Start

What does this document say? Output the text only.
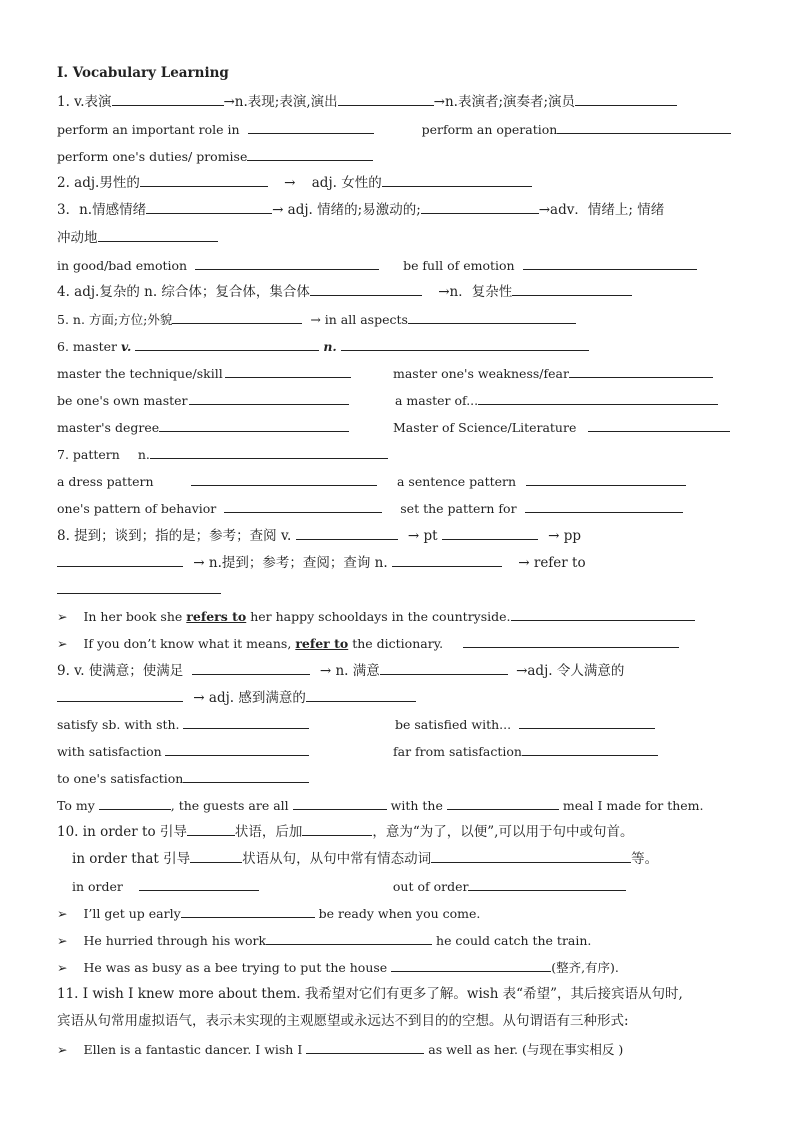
I. Vocabulary Learning
1. v.表演	→n.表现;表演,演出	→n.表演者;演奏者;演员
perform an important role in	perform an operation
perform one's duties/ promise
2. adj.男性的	→ adj. 女性的
3．n.情感情绪	→ adj. 情绪的;易激动的;	→adv．情绪上; 情绪
冲动地
in good/bad emotion	be full of emotion
4. adj.复杂的 n. 综合体；复合体，集合体	→n．复杂性
5. n. 方面;方位;外貌	→ in all aspects
6. master v.	n.
master the technique/skill	master one's weakness/fear
be one's own master	a master of...
master's degree	Master of Science/Literature
7. pattern n.
a dress pattern	a sentence pattern
one's pattern of behavior	set the pattern for
8. 提到；谈到；指的是；参考；查阅 v.	→ pt	→ pp
→ n.提到；参考；查阅；查询 n.	→ refer to
➢ In her book she refers to her happy schooldays in the countryside.
➢ If you don’t know what it means, refer to the dictionary.
9. v. 使满意；使满足	→ n. 满意	→adj. 令人满意的
→ adj. 感到满意的
satisfy sb. with sth.	be satisfied with...
with satisfaction	far from satisfaction
to one's satisfaction
To my	, the guests are all	with the	meal I made for them.
10. in order to 引导	状语，后加	，意为“为了，以便”,可以用于句中或句首。
in order that 引导	状语从句，从句中常有情态动词	等。
in order	out of order
➢ I’ll get up early	be ready when you come.
➢ He hurried through his work	he could catch the train.
➢ He was as busy as a bee trying to put the house	(整齐,有序).
11. I wish I knew more about them. 我希望对它们有更多了解。wish 表“希望”，其后接宾语从句时,
宾语从句常用虚拟语气，表示未实现的主观愿望或永远达不到目的的空想。从句谓语有三种形式:
➢ Ellen is a fantastic dancer. I wish I	as well as her. (与现在事实相反 )
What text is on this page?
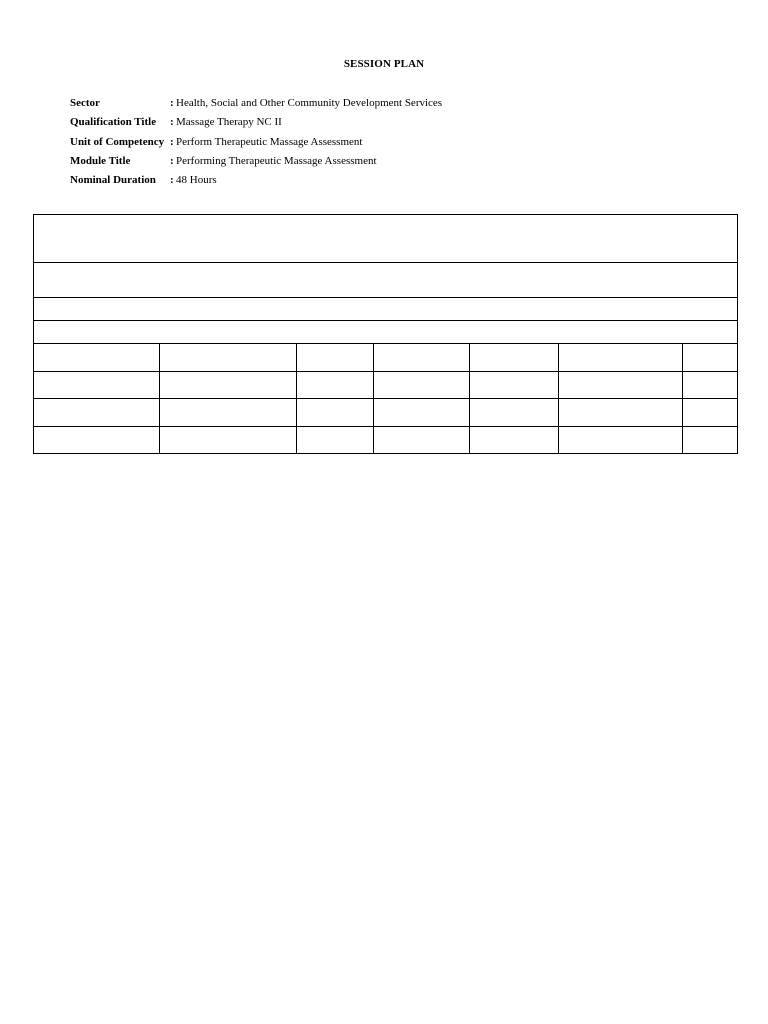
SESSION PLAN
Sector	: Health, Social and Other Community Development Services
Qualification Title : Massage Therapy NC II
Unit of Competency : Perform Therapeutic Massage Assessment
Module Title	: Performing Therapeutic Massage Assessment
Nominal Duration : 48 Hours
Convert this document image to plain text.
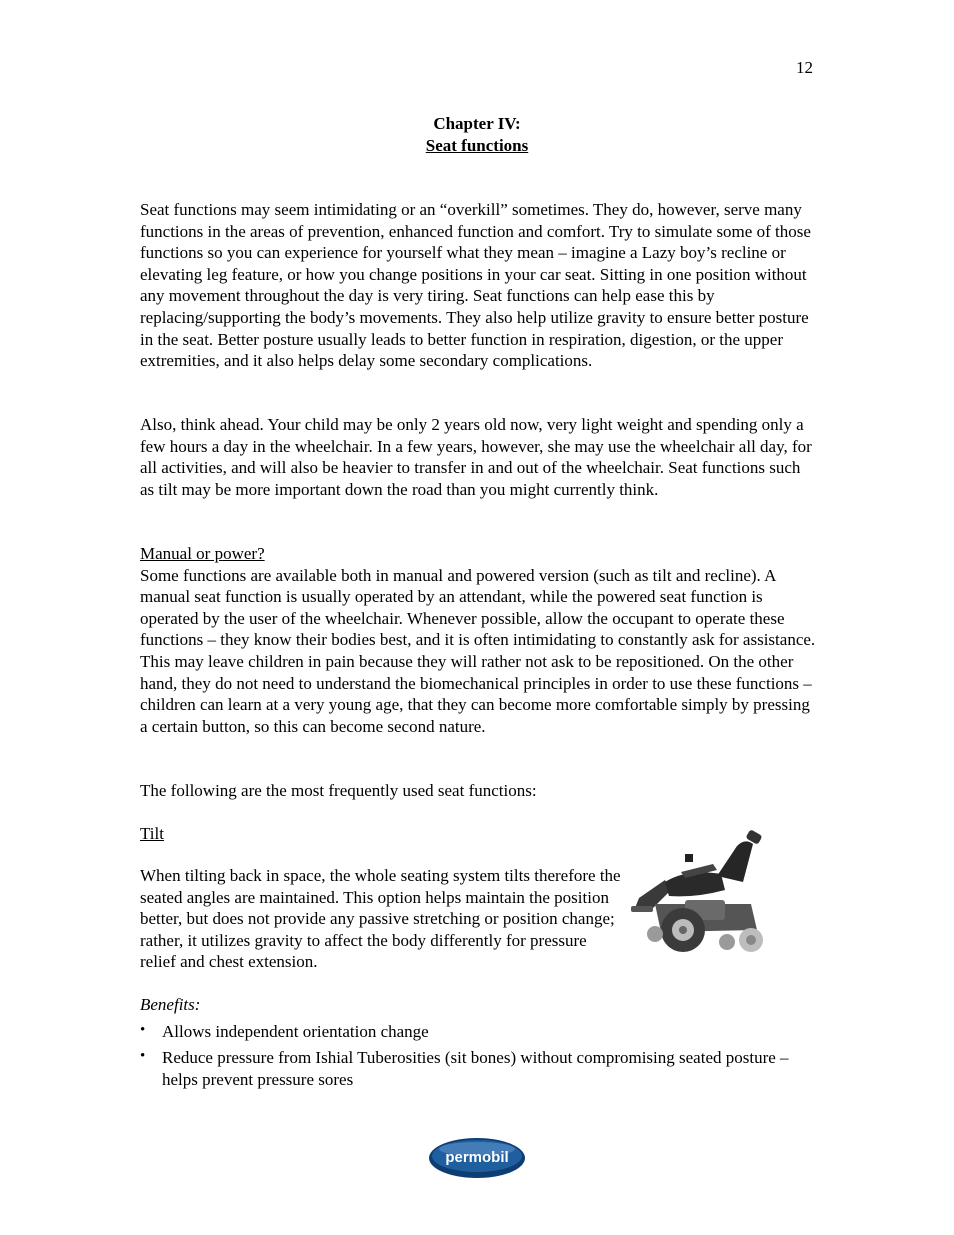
12
Chapter IV:
Seat functions

Seat functions may seem intimidating or an “overkill” sometimes. They do, however, serve many functions in the areas of prevention, enhanced function and comfort. Try to simulate some of those functions so you can experience for yourself what they mean – imagine a Lazy boy’s recline or elevating leg feature, or how you change positions in your car seat. Sitting in one position without any movement throughout the day is very tiring. Seat functions can help ease this by replacing/supporting the body’s movements. They also help utilize gravity to ensure better posture in the seat. Better posture usually leads to better function in respiration, digestion, or the upper extremities, and it also helps delay some secondary complications.

Also, think ahead. Your child may be only 2 years old now, very light weight and spending only a few hours a day in the wheelchair. In a few years, however, she may use the wheelchair all day, for all activities, and will also be heavier to transfer in and out of the wheelchair. Seat functions such as tilt may be more important down the road than you might currently think.

Manual or power?

Some functions are available both in manual and powered version (such as tilt and recline). A manual seat function is usually operated by an attendant, while the powered seat function is operated by the user of the wheelchair. Whenever possible, allow the occupant to operate these functions – they know their bodies best, and it is often intimidating to constantly ask for assistance. This may leave children in pain because they will rather not ask to be repositioned. On the other hand, they do not need to understand the biomechanical principles in order to use these functions – children can learn at a very young age, that they can become more comfortable simply by pressing a certain button, so this can become second nature.

The following are the most frequently used seat functions:

Tilt

When tilting back in space, the whole seating system tilts therefore the seated angles are maintained. This option helps maintain the position better, but does not provide any passive stretching or position change; rather, it utilizes gravity to affect the body differently for pressure relief and chest extension.

Benefits:
• Allows independent orientation change
• Reduce pressure from Ishial Tuberosities (sit bones) without compromising seated posture – helps prevent pressure sores
permobil
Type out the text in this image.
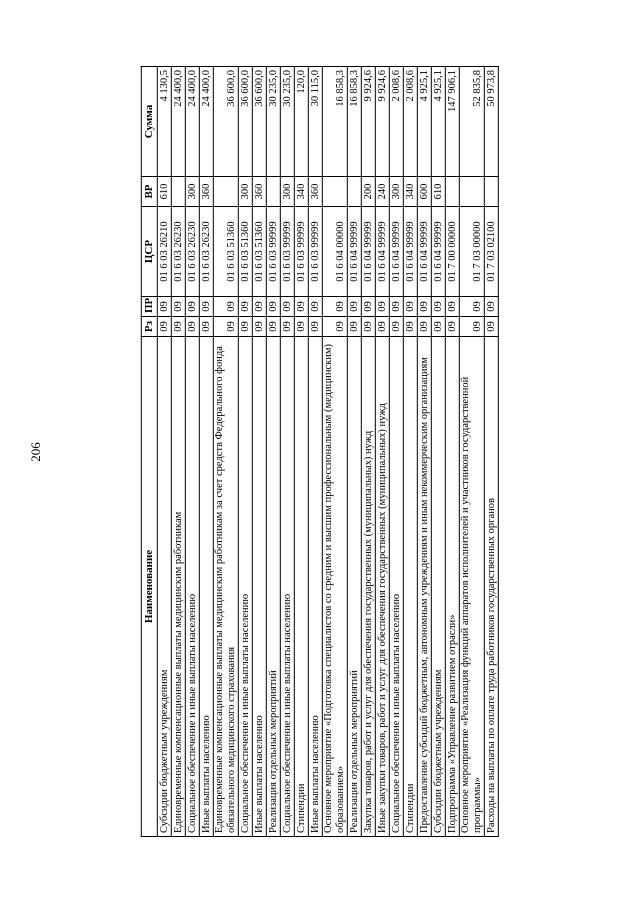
206
Наименование	Рз	ПР	ЦСР	ВР	Сумма
Субсидии бюджетным учреждениям	09	09	01 6 03 26210	610	4 130,5
Единовременные компенсационные выплаты медицинским работникам	09	09	01 6 03 26230		24 400,0
Социальное обеспечение и иные выплаты населению	09	09	01 6 03 26230	300	24 400,0
Иные выплаты населению	09	09	01 6 03 26230	360	24 400,0
Единовременные компенсационные выплаты медицинским работникам за счет средств Федерального фонда обязательного медицинского страхования	09	09	01 6 03 51360		36 600,0
Социальное обеспечение и иные выплаты населению	09	09	01 6 03 51360	300	36 600,0
Иные выплаты населению	09	09	01 6 03 51360	360	36 600,0
Реализация отдельных мероприятий	09	09	01 6 03 99999		30 235,0
Социальное обеспечение и иные выплаты населению	09	09	01 6 03 99999	300	30 235,0
Стипендии	09	09	01 6 03 99999	340	120,0
Иные выплаты населению	09	09	01 6 03 99999	360	30 115,0
Основное мероприятие «Подготовка специалистов со средним и высшим профессиональным (медицинским) образованием»	09	09	01 6 04 00000		16 858,3
Реализация отдельных мероприятий	09	09	01 6 04 99999		16 858,3
Закупка товаров, работ и услуг для обеспечения государственных (муниципальных) нужд	09	09	01 6 04 99999	200	9 924,6
Иные закупки товаров, работ и услуг для обеспечения государственных (муниципальных) нужд	09	09	01 6 04 99999	240	9 924,6
Социальное обеспечение и иные выплаты населению	09	09	01 6 04 99999	300	2 008,6
Стипендии	09	09	01 6 04 99999	340	2 008,6
Предоставление субсидий бюджетным, автономным учреждениям и иным некоммерческим организациям	09	09	01 6 04 99999	600	4 925,1
Субсидии бюджетным учреждениям	09	09	01 6 04 99999	610	4 925,1
Подпрограмма «Управление развитием отрасли»	09	09	01 7 00 00000		147 906,1
Основное мероприятие «Реализация функций аппаратов исполнителей и участников государственной программы»	09	09	01 7 03 00000		52 835,8
Расходы на выплаты по оплате труда работников государственных органов	09	09	01 7 03 02100		50 973,8
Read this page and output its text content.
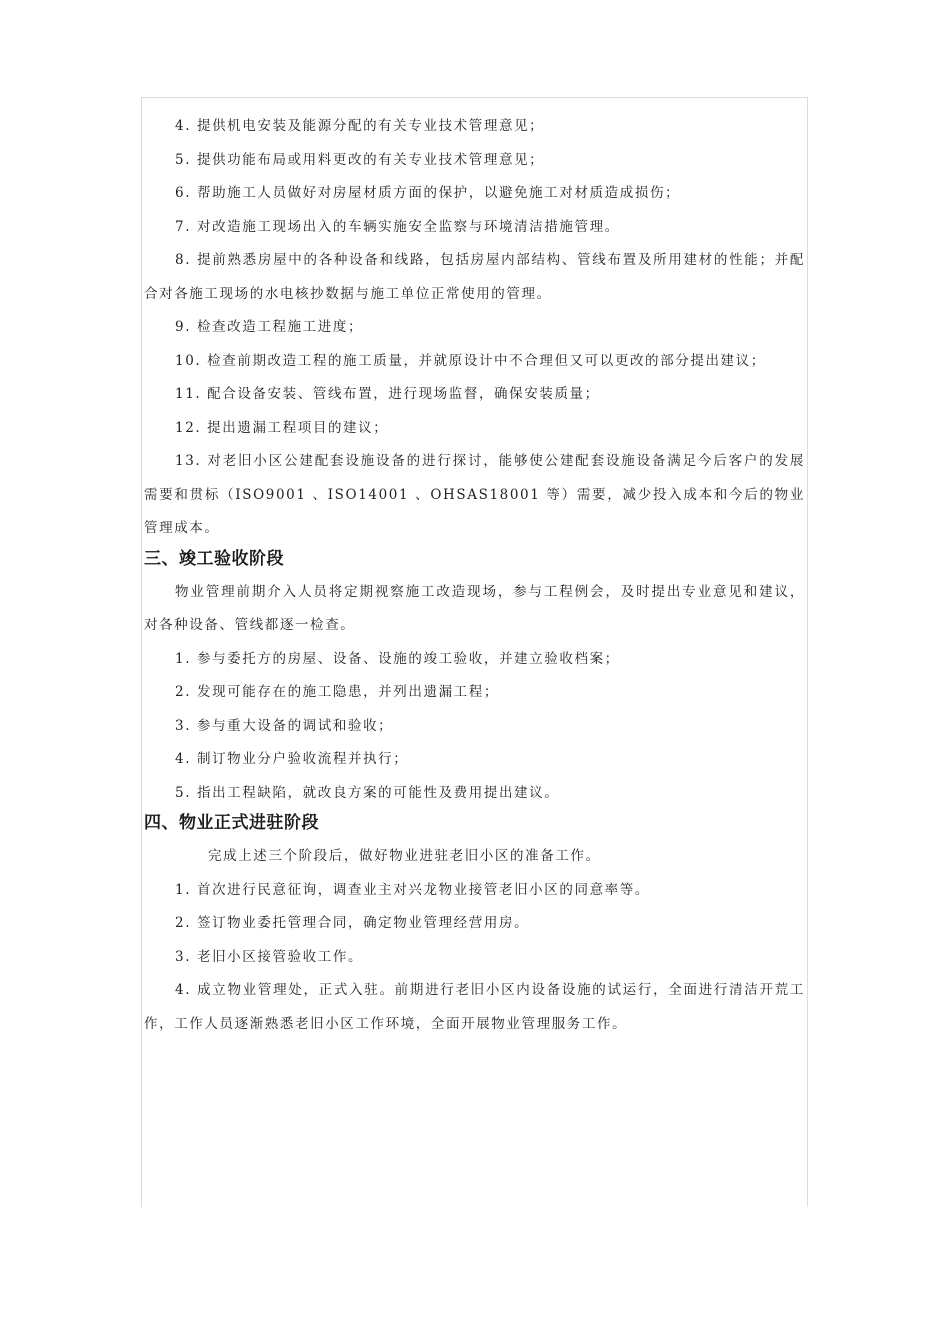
4. 提供机电安装及能源分配的有关专业技术管理意见；

5. 提供功能布局或用料更改的有关专业技术管理意见；

6. 帮助施工人员做好对房屋材质方面的保护，以避免施工对材质造成损伤；

7. 对改造施工现场出入的车辆实施安全监察与环境清洁措施管理。

8. 提前熟悉房屋中的各种设备和线路，包括房屋内部结构、管线布置及所用建材的性能；并配合对各施工现场的水电核抄数据与施工单位正常使用的管理。

9. 检查改造工程施工进度；

10. 检查前期改造工程的施工质量，并就原设计中不合理但又可以更改的部分提出建议；

11. 配合设备安装、管线布置，进行现场监督，确保安装质量；

12. 提出遗漏工程项目的建议；

13. 对老旧小区公建配套设施设备的进行探讨，能够使公建配套设施设备满足今后客户的发展需要和贯标（ISO9001 、ISO14001 、OHSAS18001 等）需要，减少投入成本和今后的物业管理成本。

三、竣工验收阶段

物业管理前期介入人员将定期视察施工改造现场，参与工程例会，及时提出专业意见和建议，对各种设备、管线都逐一检查。

1. 参与委托方的房屋、设备、设施的竣工验收，并建立验收档案；

2. 发现可能存在的施工隐患，并列出遗漏工程；

3. 参与重大设备的调试和验收；

4. 制订物业分户验收流程并执行；

5. 指出工程缺陷，就改良方案的可能性及费用提出建议。

四、物业正式进驻阶段

完成上述三个阶段后，做好物业进驻老旧小区的准备工作。

1. 首次进行民意征询，调查业主对兴龙物业接管老旧小区的同意率等。

2. 签订物业委托管理合同，确定物业管理经营用房。

3. 老旧小区接管验收工作。

4. 成立物业管理处，正式入驻。前期进行老旧小区内设备设施的试运行，全面进行清洁开荒工作，工作人员逐渐熟悉老旧小区工作环境，全面开展物业管理服务工作。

End

WHAT TO WORK ON:
All entries must be written out again exactly as given, with no pictures in the copy.

SOLUTION TO THIS PROBLEM:
What does this document say? Output the text only.
I. Vocabulary Learning
1. v.表演	→n.表现;表演,演出	→n.表演者;演奏者;演员
perform an important role in	perform an operation
perform one's duties/ promise
2. adj.男性的	→ adj. 女性的
3．n.情感情绪	→ adj. 情绪的;易激动的;	→adv．情绪上; 情绪
冲动地
in good/bad emotion	be full of emotion
4. adj.复杂的 n. 综合体；复合体，集合体	→n．复杂性
5. n. 方面;方位;外貌	→ in all aspects
6. master v.	n.
master the technique/skill	master one's weakness/fear
be one's own master	a master of...
master's degree	Master of Science/Literature
7. pattern n.
a dress pattern	a sentence pattern
one's pattern of behavior	set the pattern for
8. 提到；谈到；指的是；参考；查阅 v.	→ pt	→ pp
→ n.提到；参考；查阅；查询 n.	→ refer to
➢ In her book she refers to her happy schooldays in the countryside.
➢ If you don’t know what it means, refer to the dictionary.
9. v. 使满意；使满足	→ n. 满意	→adj. 令人满意的
→ adj. 感到满意的
satisfy sb. with sth.	be satisfied with...
with satisfaction	far from satisfaction
to one's satisfaction
To my	, the guests are all	with the	meal I made for them.
10. in order to 引导	状语，后加	，意为“为了，以便”,可以用于句中或句首。
in order that 引导	状语从句，从句中常有情态动词	等。
in order	out of order
➢ I’ll get up early	be ready when you come.
➢ He hurried through his work	he could catch the train.
➢ He was as busy as a bee trying to put the house	(整齐,有序).
11. I wish I knew more about them. 我希望对它们有更多了解。wish 表“希望”，其后接宾语从句时,
宾语从句常用虚拟语气，表示未实现的主观愿望或永远达不到目的的空想。从句谓语有三种形式:
➢ Ellen is a fantastic dancer. I wish I	as well as her. (与现在事实相反 )
What text is on this page?
SESSION PLAN
Sector	: Health, Social and Other Community Development Services
Qualification Title : Massage Therapy NC II
Unit of Competency : Perform Therapeutic Massage Assessment
Module Title	: Performing Therapeutic Massage Assessment
Nominal Duration : 48 Hours
Convert this document image to plain text.
12
Chapter IV:
Seat functions

Seat functions may seem intimidating or an “overkill” sometimes. They do, however, serve many functions in the areas of prevention, enhanced function and comfort. Try to simulate some of those functions so you can experience for yourself what they mean – imagine a Lazy boy’s recline or elevating leg feature, or how you change positions in your car seat. Sitting in one position without any movement throughout the day is very tiring. Seat functions can help ease this by replacing/supporting the body’s movements. They also help utilize gravity to ensure better posture in the seat. Better posture usually leads to better function in respiration, digestion, or the upper extremities, and it also helps delay some secondary complications.

Also, think ahead. Your child may be only 2 years old now, very light weight and spending only a few hours a day in the wheelchair. In a few years, however, she may use the wheelchair all day, for all activities, and will also be heavier to transfer in and out of the wheelchair. Seat functions such as tilt may be more important down the road than you might currently think.

Manual or power?

Some functions are available both in manual and powered version (such as tilt and recline). A manual seat function is usually operated by an attendant, while the powered seat function is operated by the user of the wheelchair. Whenever possible, allow the occupant to operate these functions – they know their bodies best, and it is often intimidating to constantly ask for assistance. This may leave children in pain because they will rather not ask to be repositioned. On the other hand, they do not need to understand the biomechanical principles in order to use these functions – children can learn at a very young age, that they can become more comfortable simply by pressing a certain button, so this can become second nature.

The following are the most frequently used seat functions:

Tilt

When tilting back in space, the whole seating system tilts therefore the seated angles are maintained. This option helps maintain the position better, but does not provide any passive stretching or position change; rather, it utilizes gravity to affect the body differently for pressure relief and chest extension.

Benefits:
• Allows independent orientation change
• Reduce pressure from Ishial Tuberosities (sit bones) without compromising seated posture – helps prevent pressure sores
permobil
Type out the text in this image.
206
Наименование	Рз	ПР	ЦСР	ВР	Сумма
Субсидии бюджетным учреждениям	09	09	01 6 03 26210	610	4 130,5
Единовременные компенсационные выплаты медицинским работникам	09	09	01 6 03 26230		24 400,0
Социальное обеспечение и иные выплаты населению	09	09	01 6 03 26230	300	24 400,0
Иные выплаты населению	09	09	01 6 03 26230	360	24 400,0
Единовременные компенсационные выплаты медицинским работникам за счет средств Федерального фонда обязательного медицинского страхования	09	09	01 6 03 51360		36 600,0
Социальное обеспечение и иные выплаты населению	09	09	01 6 03 51360	300	36 600,0
Иные выплаты населению	09	09	01 6 03 51360	360	36 600,0
Реализация отдельных мероприятий	09	09	01 6 03 99999		30 235,0
Социальное обеспечение и иные выплаты населению	09	09	01 6 03 99999	300	30 235,0
Стипендии	09	09	01 6 03 99999	340	120,0
Иные выплаты населению	09	09	01 6 03 99999	360	30 115,0
Основное мероприятие «Подготовка специалистов со средним и высшим профессиональным (медицинским) образованием»	09	09	01 6 04 00000		16 858,3
Реализация отдельных мероприятий	09	09	01 6 04 99999		16 858,3
Закупка товаров, работ и услуг для обеспечения государственных (муниципальных) нужд	09	09	01 6 04 99999	200	9 924,6
Иные закупки товаров, работ и услуг для обеспечения государственных (муниципальных) нужд	09	09	01 6 04 99999	240	9 924,6
Социальное обеспечение и иные выплаты населению	09	09	01 6 04 99999	300	2 008,6
Стипендии	09	09	01 6 04 99999	340	2 008,6
Предоставление субсидий бюджетным, автономным учреждениям и иным некоммерческим организациям	09	09	01 6 04 99999	600	4 925,1
Субсидии бюджетным учреждениям	09	09	01 6 04 99999	610	4 925,1
Подпрограмма «Управление развитием отрасли»	09	09	01 7 00 00000		147 906,1
Основное мероприятие «Реализация функций аппаратов исполнителей и участников государственной программы»	09	09	01 7 03 00000		52 835,8
Расходы на выплаты по оплате труда работников государственных органов	09	09	01 7 03 02100		50 973,8
Read this page and output its text content.
4. 提供机电安装及能源分配的有关专业技术管理意见；

5. 提供功能布局或用料更改的有关专业技术管理意见；

6. 帮助施工人员做好对房屋材质方面的保护，以避免施工对材质造成损伤；

7. 对改造施工现场出入的车辆实施安全监察与环境清洁措施管理。

8. 提前熟悉房屋中的各种设备和线路，包括房屋内部结构、管线布置及所用建材的性能；并配合对各施工现场的水电核抄数据与施工单位正常使用的管理。

9. 检查改造工程施工进度；

10. 检查前期改造工程的施工质量，并就原设计中不合理但又可以更改的部分提出建议；

11. 配合设备安装、管线布置，进行现场监督，确保安装质量；

12. 提出遗漏工程项目的建议；

13. 对老旧小区公建配套设施设备的进行探讨，能够使公建配套设施设备满足今后客户的发展需要和贯标（ISO9001 、ISO14001 、OHSAS18001 等）需要，减少投入成本和今后的物业管理成本。

三、竣工验收阶段

物业管理前期介入人员将定期视察施工改造现场，参与工程例会，及时提出专业意见和建议，对各种设备、管线都逐一检查。

1. 参与委托方的房屋、设备、设施的竣工验收，并建立验收档案；

2. 发现可能存在的施工隐患，并列出遗漏工程；

3. 参与重大设备的调试和验收；

4. 制订物业分户验收流程并执行；

5. 指出工程缺陷，就改良方案的可能性及费用提出建议。

四、物业正式进驻阶段

完成上述三个阶段后，做好物业进驻老旧小区的准备工作。

1. 首次进行民意征询，调查业主对兴龙物业接管老旧小区的同意率等。

2. 签订物业委托管理合同，确定物业管理经营用房。

3. 老旧小区接管验收工作。

4. 成立物业管理处，正式入驻。前期进行老旧小区内设备设施的试运行，全面进行清洁开荒工作，工作人员逐渐熟悉老旧小区工作环境，全面开展物业管理服务工作。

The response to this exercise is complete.